───── Verilen Metin ─────
18 San Francisco Chronicle’ın 2 Ocak 1919 tarihli sayısının ilk sayfasında şu başlık yer alıyordu: “Papa, Wilson’un Milletler Cemiyetinin Benimsenmesi İçin Ricalarda Bulunuyor.” Başlıca mezheplere ait 14.450 din adamı tarafından imzalanan bir dilekçe, 16 Ekim 1919’da ABD Senatosuna sunuldu; bu dilekçede, senatonun “milletler cemiyeti sözleşmesini içeren Paris barış antlaşmasını onaylaması” önemle istendi. ABD Senatosu bu antlaşmayı onaylamadıysa da Hıristiyan âleminin din adamları bu Cemiyet lehinde kampanyalar düzenlemeyi sürdürdü. Cemiyetin açılışı nasıl yapıldı? İsviçre kaynaklı 15 Kasım 1920 tarihli bir haber şöyle diyor: “Milletler Cemiyetinin ilk genel kurulunun açılışı bu sabah saat on birde Cenevre’deki bütün kilise çanlarının çalınmasıyla duyuruldu.”
─────
Kısa Problem A
Milletler Cemiyeti hakkındaki metinde geçen bütün tarihleri sıralayın.
───── Alıştırma Girdileri ─────
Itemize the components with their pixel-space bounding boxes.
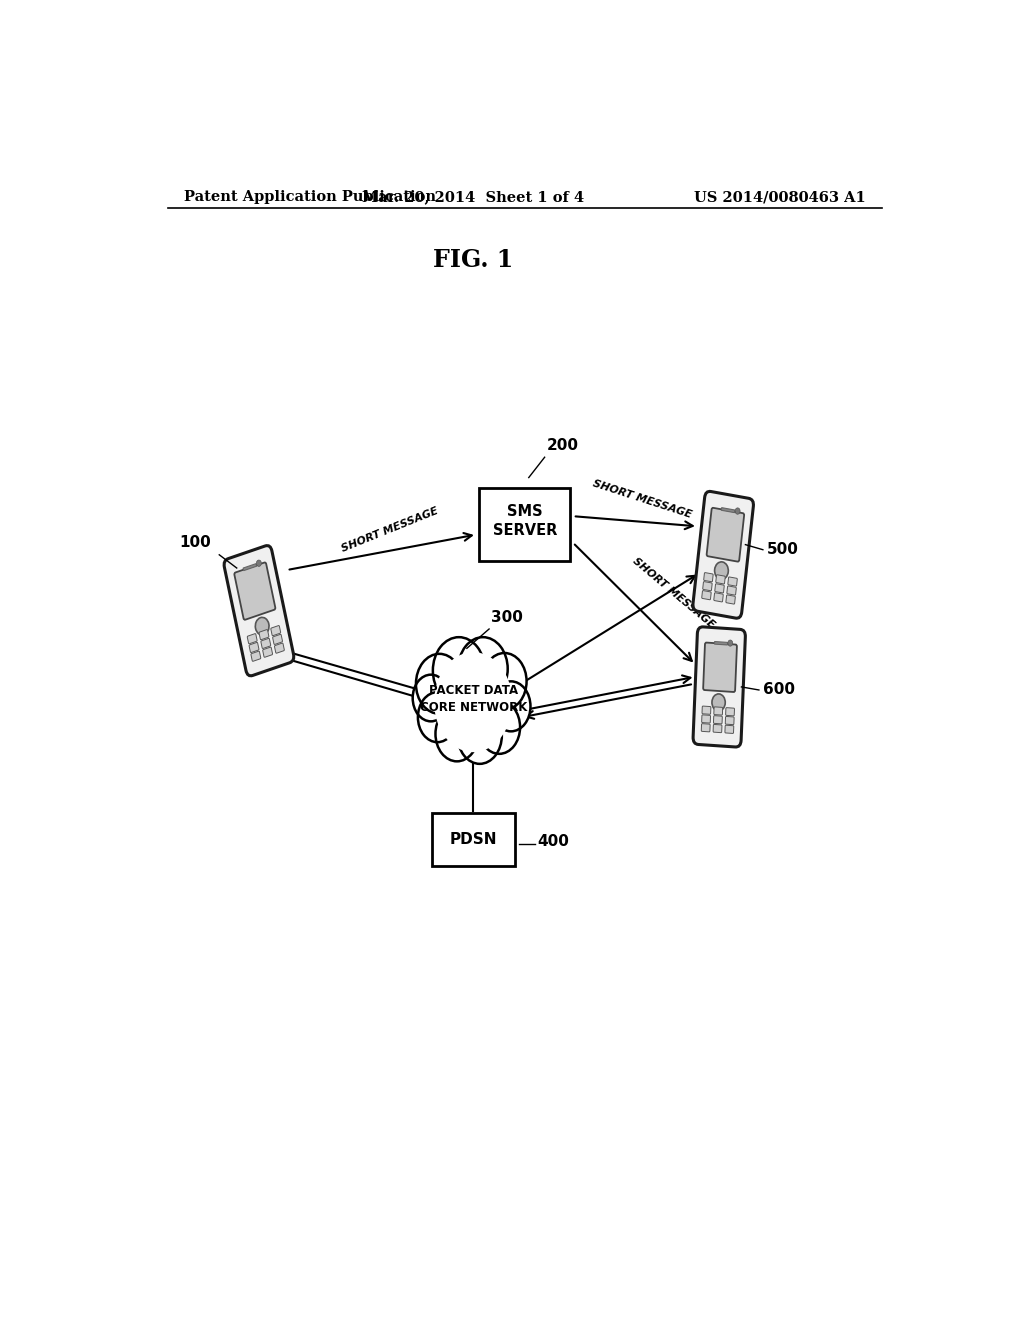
- Circle shape: [256, 560, 261, 566]
- FancyBboxPatch shape: [727, 586, 736, 595]
- Text: 400: 400: [538, 834, 569, 849]
- FancyBboxPatch shape: [274, 643, 285, 653]
- FancyBboxPatch shape: [272, 635, 283, 644]
- Circle shape: [459, 638, 508, 701]
- Text: 600: 600: [763, 682, 795, 697]
- FancyBboxPatch shape: [479, 487, 570, 561]
- FancyBboxPatch shape: [716, 574, 725, 583]
- FancyBboxPatch shape: [693, 627, 745, 747]
- Text: SMS
SERVER: SMS SERVER: [493, 504, 557, 539]
- Text: SHORT MESSAGE: SHORT MESSAGE: [631, 556, 717, 631]
- FancyBboxPatch shape: [247, 634, 257, 644]
- FancyBboxPatch shape: [270, 626, 281, 636]
- FancyBboxPatch shape: [701, 590, 711, 599]
- FancyBboxPatch shape: [701, 715, 711, 723]
- Text: SHORT MESSAGE: SHORT MESSAGE: [591, 478, 692, 520]
- FancyBboxPatch shape: [725, 717, 734, 725]
- FancyBboxPatch shape: [701, 723, 710, 731]
- Circle shape: [482, 653, 526, 710]
- Bar: [721, 508, 735, 512]
- Text: Mar. 20, 2014  Sheet 1 of 4: Mar. 20, 2014 Sheet 1 of 4: [362, 190, 585, 205]
- Text: FIG. 1: FIG. 1: [433, 248, 513, 272]
- Circle shape: [715, 562, 728, 579]
- Text: SHORT MESSAGE: SHORT MESSAGE: [340, 506, 439, 554]
- Text: 200: 200: [547, 438, 579, 453]
- FancyBboxPatch shape: [714, 593, 723, 602]
- FancyBboxPatch shape: [707, 508, 744, 561]
- Bar: [715, 642, 727, 645]
- FancyBboxPatch shape: [702, 706, 711, 714]
- FancyBboxPatch shape: [714, 715, 722, 723]
- Circle shape: [434, 652, 512, 752]
- FancyBboxPatch shape: [725, 725, 734, 734]
- FancyBboxPatch shape: [703, 643, 737, 692]
- Circle shape: [433, 638, 485, 704]
- Text: Patent Application Publication: Patent Application Publication: [183, 190, 435, 205]
- FancyBboxPatch shape: [234, 562, 275, 620]
- FancyBboxPatch shape: [726, 708, 734, 715]
- Bar: [243, 564, 257, 570]
- FancyBboxPatch shape: [259, 630, 269, 640]
- Circle shape: [416, 653, 463, 714]
- FancyBboxPatch shape: [703, 573, 713, 582]
- FancyBboxPatch shape: [726, 595, 735, 605]
- FancyBboxPatch shape: [431, 813, 515, 866]
- Circle shape: [492, 681, 530, 731]
- Circle shape: [413, 675, 450, 721]
- FancyBboxPatch shape: [249, 643, 259, 652]
- FancyBboxPatch shape: [714, 708, 723, 715]
- FancyBboxPatch shape: [713, 725, 722, 733]
- Text: 100: 100: [179, 535, 211, 549]
- Circle shape: [728, 640, 733, 647]
- FancyBboxPatch shape: [224, 545, 294, 676]
- Text: US 2014/0080463 A1: US 2014/0080463 A1: [694, 190, 866, 205]
- Text: 500: 500: [767, 543, 799, 557]
- FancyBboxPatch shape: [715, 583, 724, 593]
- Circle shape: [458, 708, 502, 764]
- Text: 300: 300: [492, 610, 523, 624]
- Text: PACKET DATA
CORE NETWORK: PACKET DATA CORE NETWORK: [420, 684, 527, 714]
- Circle shape: [435, 706, 478, 762]
- FancyBboxPatch shape: [263, 647, 272, 657]
- Circle shape: [478, 701, 520, 754]
- FancyBboxPatch shape: [261, 639, 270, 648]
- Circle shape: [255, 618, 269, 635]
- FancyBboxPatch shape: [702, 582, 712, 591]
- Text: PDSN: PDSN: [450, 832, 497, 847]
- Circle shape: [418, 692, 457, 742]
- FancyBboxPatch shape: [693, 491, 754, 618]
- FancyBboxPatch shape: [251, 651, 261, 661]
- Circle shape: [735, 508, 740, 515]
- Circle shape: [712, 694, 725, 711]
- FancyBboxPatch shape: [728, 577, 737, 586]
─────
Kısa Problem B
Listede "PACKET" kelimesini içeren kaç satır bulunduğunu belirtin ve yalnızca sayıyı verin. Büyük-küçük harf ayrımı dikkate alınmalıdır.

Tam Yanıt A
- 2 Ocak 1919
- 16 Ekim 1919
- 15 Kasım 1920

Tam Yanıt B
2